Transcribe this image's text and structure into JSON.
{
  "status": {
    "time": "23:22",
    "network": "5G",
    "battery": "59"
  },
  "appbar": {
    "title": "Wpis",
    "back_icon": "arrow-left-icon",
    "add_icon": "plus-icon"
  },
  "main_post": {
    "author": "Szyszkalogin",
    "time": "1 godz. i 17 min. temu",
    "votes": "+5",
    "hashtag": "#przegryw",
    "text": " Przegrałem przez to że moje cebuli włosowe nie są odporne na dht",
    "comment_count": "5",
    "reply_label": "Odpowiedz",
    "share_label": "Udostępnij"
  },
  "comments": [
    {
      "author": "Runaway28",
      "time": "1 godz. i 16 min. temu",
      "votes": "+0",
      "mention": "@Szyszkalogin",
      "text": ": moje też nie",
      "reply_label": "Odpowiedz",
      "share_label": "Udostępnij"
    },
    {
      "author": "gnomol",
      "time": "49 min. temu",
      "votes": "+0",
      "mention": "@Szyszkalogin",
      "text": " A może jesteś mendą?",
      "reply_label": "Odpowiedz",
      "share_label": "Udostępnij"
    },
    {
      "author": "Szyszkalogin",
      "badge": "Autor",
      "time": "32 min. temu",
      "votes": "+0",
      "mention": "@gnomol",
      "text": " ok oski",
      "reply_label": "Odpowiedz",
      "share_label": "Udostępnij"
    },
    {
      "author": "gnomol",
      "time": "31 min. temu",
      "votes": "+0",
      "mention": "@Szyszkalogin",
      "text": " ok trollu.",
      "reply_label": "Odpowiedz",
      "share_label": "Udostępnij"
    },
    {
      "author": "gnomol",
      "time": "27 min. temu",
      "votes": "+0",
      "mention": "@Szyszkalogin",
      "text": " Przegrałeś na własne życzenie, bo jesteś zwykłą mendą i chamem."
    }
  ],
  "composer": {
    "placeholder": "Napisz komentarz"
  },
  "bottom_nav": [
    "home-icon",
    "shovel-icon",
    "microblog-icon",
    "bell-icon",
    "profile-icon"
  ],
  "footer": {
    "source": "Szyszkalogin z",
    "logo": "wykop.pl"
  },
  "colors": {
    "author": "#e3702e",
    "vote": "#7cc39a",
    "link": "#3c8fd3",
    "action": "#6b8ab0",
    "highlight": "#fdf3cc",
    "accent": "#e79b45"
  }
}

○ ○ ○

Lines of the material that contain the word "author" are to be gathered.

- [SOLUTION]:
    "author": "Szyszkalogin",
      "author": "Runaway28",
      "author": "gnomol",
      "author": "Szyszkalogin",
      "author": "gnomol",
      "author": "gnomol",
    "author": "#e3702e",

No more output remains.